#### [Rows from a layout dataset]
>> BEGIN
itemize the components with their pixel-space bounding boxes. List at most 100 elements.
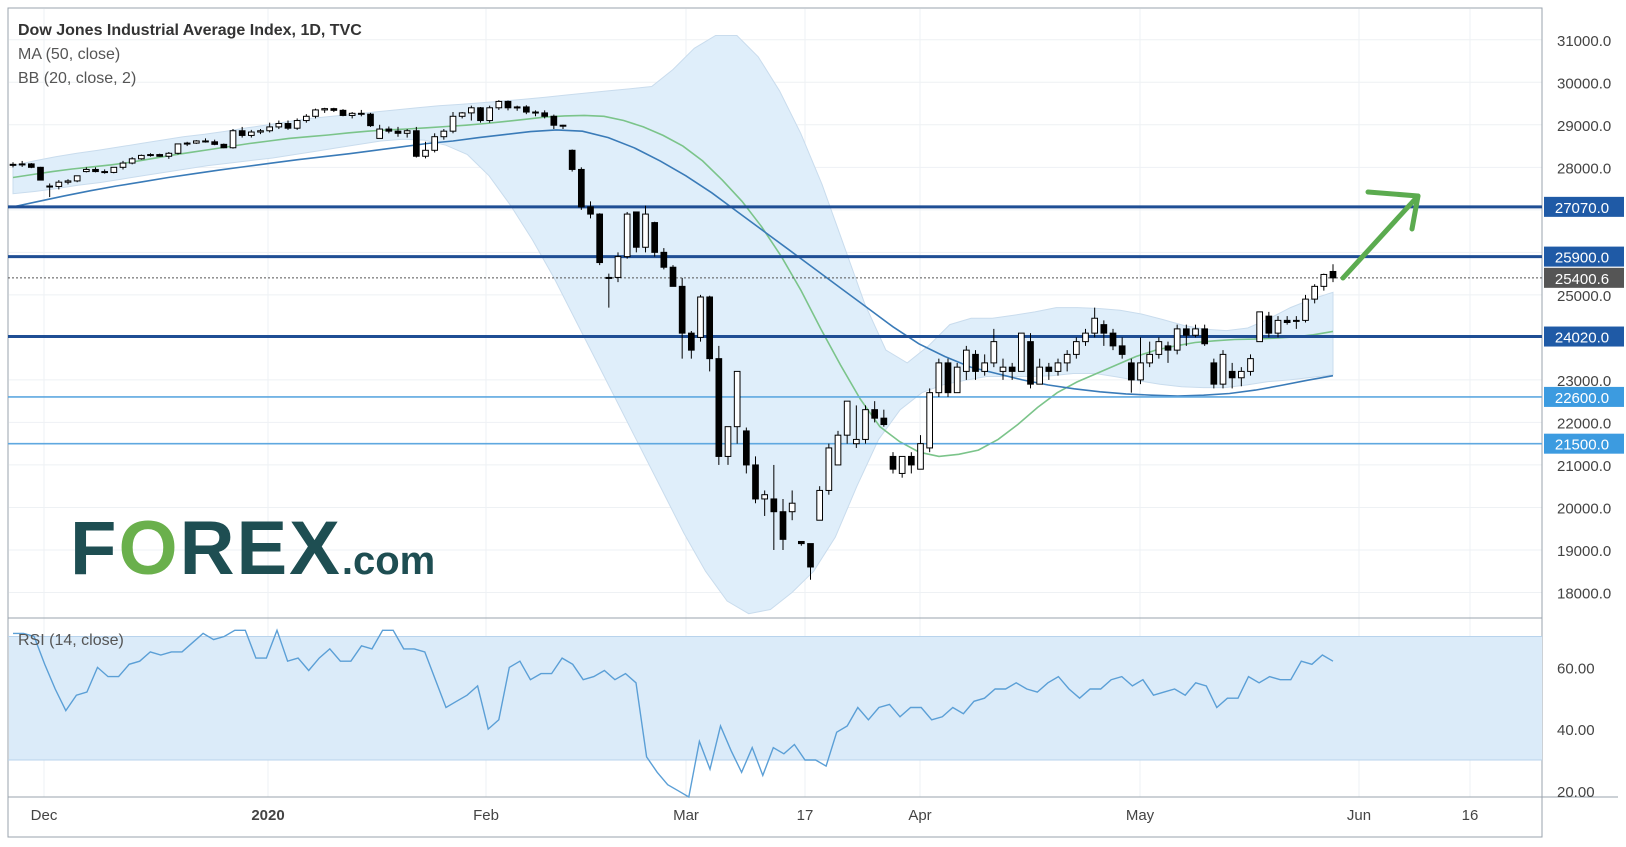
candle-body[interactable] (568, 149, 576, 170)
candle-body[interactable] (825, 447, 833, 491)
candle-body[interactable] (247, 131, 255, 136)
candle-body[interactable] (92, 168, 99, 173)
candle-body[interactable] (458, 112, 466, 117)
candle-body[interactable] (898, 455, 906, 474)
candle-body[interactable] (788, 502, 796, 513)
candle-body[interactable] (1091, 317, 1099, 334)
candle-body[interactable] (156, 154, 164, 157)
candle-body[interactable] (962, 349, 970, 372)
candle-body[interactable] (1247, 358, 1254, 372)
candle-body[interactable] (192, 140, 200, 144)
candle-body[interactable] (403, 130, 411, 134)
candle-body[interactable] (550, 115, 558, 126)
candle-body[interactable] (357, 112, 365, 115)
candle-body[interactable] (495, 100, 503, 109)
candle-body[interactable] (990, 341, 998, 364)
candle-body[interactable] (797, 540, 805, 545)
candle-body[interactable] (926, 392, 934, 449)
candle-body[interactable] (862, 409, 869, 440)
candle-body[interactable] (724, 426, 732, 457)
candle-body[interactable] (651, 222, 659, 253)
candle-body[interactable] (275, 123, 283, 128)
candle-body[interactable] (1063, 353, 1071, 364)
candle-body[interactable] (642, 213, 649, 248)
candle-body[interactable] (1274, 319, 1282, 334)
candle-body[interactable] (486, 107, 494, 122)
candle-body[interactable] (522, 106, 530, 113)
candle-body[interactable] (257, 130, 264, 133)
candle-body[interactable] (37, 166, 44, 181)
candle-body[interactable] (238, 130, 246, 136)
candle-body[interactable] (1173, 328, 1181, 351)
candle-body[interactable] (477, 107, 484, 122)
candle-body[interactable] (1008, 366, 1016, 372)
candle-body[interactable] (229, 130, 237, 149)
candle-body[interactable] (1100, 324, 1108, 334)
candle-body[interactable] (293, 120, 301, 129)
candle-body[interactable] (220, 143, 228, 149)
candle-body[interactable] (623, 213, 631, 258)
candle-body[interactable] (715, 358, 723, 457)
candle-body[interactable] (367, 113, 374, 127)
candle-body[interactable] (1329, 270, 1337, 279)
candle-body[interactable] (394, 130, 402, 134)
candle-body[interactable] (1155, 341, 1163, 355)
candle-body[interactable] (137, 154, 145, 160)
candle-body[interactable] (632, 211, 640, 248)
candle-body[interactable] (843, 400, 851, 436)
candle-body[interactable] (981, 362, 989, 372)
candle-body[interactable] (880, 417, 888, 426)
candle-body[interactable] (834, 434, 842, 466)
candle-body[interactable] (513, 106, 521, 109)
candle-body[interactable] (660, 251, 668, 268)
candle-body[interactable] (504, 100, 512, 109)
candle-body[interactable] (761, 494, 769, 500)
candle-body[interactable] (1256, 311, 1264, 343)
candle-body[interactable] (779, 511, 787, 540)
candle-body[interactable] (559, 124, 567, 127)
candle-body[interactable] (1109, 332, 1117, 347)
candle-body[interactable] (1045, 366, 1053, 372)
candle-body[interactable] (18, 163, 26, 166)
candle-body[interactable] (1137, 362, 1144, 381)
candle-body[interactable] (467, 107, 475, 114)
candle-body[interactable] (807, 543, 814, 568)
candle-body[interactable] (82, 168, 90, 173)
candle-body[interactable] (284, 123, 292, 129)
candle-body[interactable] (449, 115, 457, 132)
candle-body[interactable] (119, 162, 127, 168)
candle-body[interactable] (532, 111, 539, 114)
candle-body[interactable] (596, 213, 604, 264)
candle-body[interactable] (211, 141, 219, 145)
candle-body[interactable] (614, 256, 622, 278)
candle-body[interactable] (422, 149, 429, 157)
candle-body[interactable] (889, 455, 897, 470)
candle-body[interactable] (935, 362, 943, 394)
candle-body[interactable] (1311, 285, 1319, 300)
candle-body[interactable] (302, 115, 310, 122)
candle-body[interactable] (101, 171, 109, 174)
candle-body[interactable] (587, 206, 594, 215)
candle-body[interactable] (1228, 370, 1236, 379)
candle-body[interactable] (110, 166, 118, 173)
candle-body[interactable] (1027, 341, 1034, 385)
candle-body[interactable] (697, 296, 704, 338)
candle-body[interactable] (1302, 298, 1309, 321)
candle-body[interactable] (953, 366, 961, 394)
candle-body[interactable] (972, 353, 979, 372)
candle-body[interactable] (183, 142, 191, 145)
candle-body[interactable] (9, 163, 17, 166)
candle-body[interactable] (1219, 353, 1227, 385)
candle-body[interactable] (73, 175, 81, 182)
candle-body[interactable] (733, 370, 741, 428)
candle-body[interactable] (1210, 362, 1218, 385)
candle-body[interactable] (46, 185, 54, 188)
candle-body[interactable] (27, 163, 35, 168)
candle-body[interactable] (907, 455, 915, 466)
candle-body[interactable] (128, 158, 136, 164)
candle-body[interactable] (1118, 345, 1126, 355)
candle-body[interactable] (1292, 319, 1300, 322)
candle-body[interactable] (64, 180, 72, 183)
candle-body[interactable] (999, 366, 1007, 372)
>> END
#### [Task description]
Reproduce every line of the records above verbatim, leaving out the pictures.

#### [Solution to this problem]
itemize the components with their pixel-space bounding boxes. List at most 100 elements.
candle-body[interactable] (568, 149, 576, 170)
candle-body[interactable] (825, 447, 833, 491)
candle-body[interactable] (247, 131, 255, 136)
candle-body[interactable] (92, 168, 99, 173)
candle-body[interactable] (458, 112, 466, 117)
candle-body[interactable] (898, 455, 906, 474)
candle-body[interactable] (788, 502, 796, 513)
candle-body[interactable] (1091, 317, 1099, 334)
candle-body[interactable] (156, 154, 164, 157)
candle-body[interactable] (962, 349, 970, 372)
candle-body[interactable] (1247, 358, 1254, 372)
candle-body[interactable] (192, 140, 200, 144)
candle-body[interactable] (403, 130, 411, 134)
candle-body[interactable] (550, 115, 558, 126)
candle-body[interactable] (357, 112, 365, 115)
candle-body[interactable] (495, 100, 503, 109)
candle-body[interactable] (990, 341, 998, 364)
candle-body[interactable] (797, 540, 805, 545)
candle-body[interactable] (926, 392, 934, 449)
candle-body[interactable] (862, 409, 869, 440)
candle-body[interactable] (724, 426, 732, 457)
candle-body[interactable] (651, 222, 659, 253)
candle-body[interactable] (275, 123, 283, 128)
candle-body[interactable] (1063, 353, 1071, 364)
candle-body[interactable] (642, 213, 649, 248)
candle-body[interactable] (1274, 319, 1282, 334)
candle-body[interactable] (486, 107, 494, 122)
candle-body[interactable] (522, 106, 530, 113)
candle-body[interactable] (257, 130, 264, 133)
candle-body[interactable] (37, 166, 44, 181)
candle-body[interactable] (238, 130, 246, 136)
candle-body[interactable] (1173, 328, 1181, 351)
candle-body[interactable] (477, 107, 484, 122)
candle-body[interactable] (1008, 366, 1016, 372)
candle-body[interactable] (229, 130, 237, 149)
candle-body[interactable] (1100, 324, 1108, 334)
candle-body[interactable] (293, 120, 301, 129)
candle-body[interactable] (220, 143, 228, 149)
candle-body[interactable] (623, 213, 631, 258)
candle-body[interactable] (715, 358, 723, 457)
candle-body[interactable] (367, 113, 374, 127)
candle-body[interactable] (1329, 270, 1337, 279)
candle-body[interactable] (394, 130, 402, 134)
candle-body[interactable] (1155, 341, 1163, 355)
candle-body[interactable] (137, 154, 145, 160)
candle-body[interactable] (632, 211, 640, 248)
candle-body[interactable] (843, 400, 851, 436)
candle-body[interactable] (981, 362, 989, 372)
candle-body[interactable] (880, 417, 888, 426)
candle-body[interactable] (834, 434, 842, 466)
candle-body[interactable] (513, 106, 521, 109)
candle-body[interactable] (660, 251, 668, 268)
candle-body[interactable] (504, 100, 512, 109)
candle-body[interactable] (761, 494, 769, 500)
candle-body[interactable] (1256, 311, 1264, 343)
candle-body[interactable] (779, 511, 787, 540)
candle-body[interactable] (559, 124, 567, 127)
candle-body[interactable] (1109, 332, 1117, 347)
candle-body[interactable] (1045, 366, 1053, 372)
candle-body[interactable] (18, 163, 26, 166)
candle-body[interactable] (1137, 362, 1144, 381)
candle-body[interactable] (467, 107, 475, 114)
candle-body[interactable] (807, 543, 814, 568)
candle-body[interactable] (82, 168, 90, 173)
candle-body[interactable] (284, 123, 292, 129)
candle-body[interactable] (449, 115, 457, 132)
candle-body[interactable] (119, 162, 127, 168)
candle-body[interactable] (532, 111, 539, 114)
candle-body[interactable] (596, 213, 604, 264)
candle-body[interactable] (211, 141, 219, 145)
candle-body[interactable] (614, 256, 622, 278)
candle-body[interactable] (422, 149, 429, 157)
candle-body[interactable] (889, 455, 897, 470)
candle-body[interactable] (935, 362, 943, 394)
candle-body[interactable] (1311, 285, 1319, 300)
candle-body[interactable] (302, 115, 310, 122)
candle-body[interactable] (101, 171, 109, 174)
candle-body[interactable] (587, 206, 594, 215)
candle-body[interactable] (1228, 370, 1236, 379)
candle-body[interactable] (110, 166, 118, 173)
candle-body[interactable] (1027, 341, 1034, 385)
candle-body[interactable] (697, 296, 704, 338)
candle-body[interactable] (1302, 298, 1309, 321)
candle-body[interactable] (953, 366, 961, 394)
candle-body[interactable] (972, 353, 979, 372)
candle-body[interactable] (183, 142, 191, 145)
candle-body[interactable] (9, 163, 17, 166)
candle-body[interactable] (1219, 353, 1227, 385)
candle-body[interactable] (73, 175, 81, 182)
candle-body[interactable] (733, 370, 741, 428)
candle-body[interactable] (1210, 362, 1218, 385)
candle-body[interactable] (46, 185, 54, 188)
candle-body[interactable] (27, 163, 35, 168)
candle-body[interactable] (907, 455, 915, 466)
candle-body[interactable] (128, 158, 136, 164)
candle-body[interactable] (1118, 345, 1126, 355)
candle-body[interactable] (1292, 319, 1300, 322)
candle-body[interactable] (64, 180, 72, 183)
candle-body[interactable] (999, 366, 1007, 372)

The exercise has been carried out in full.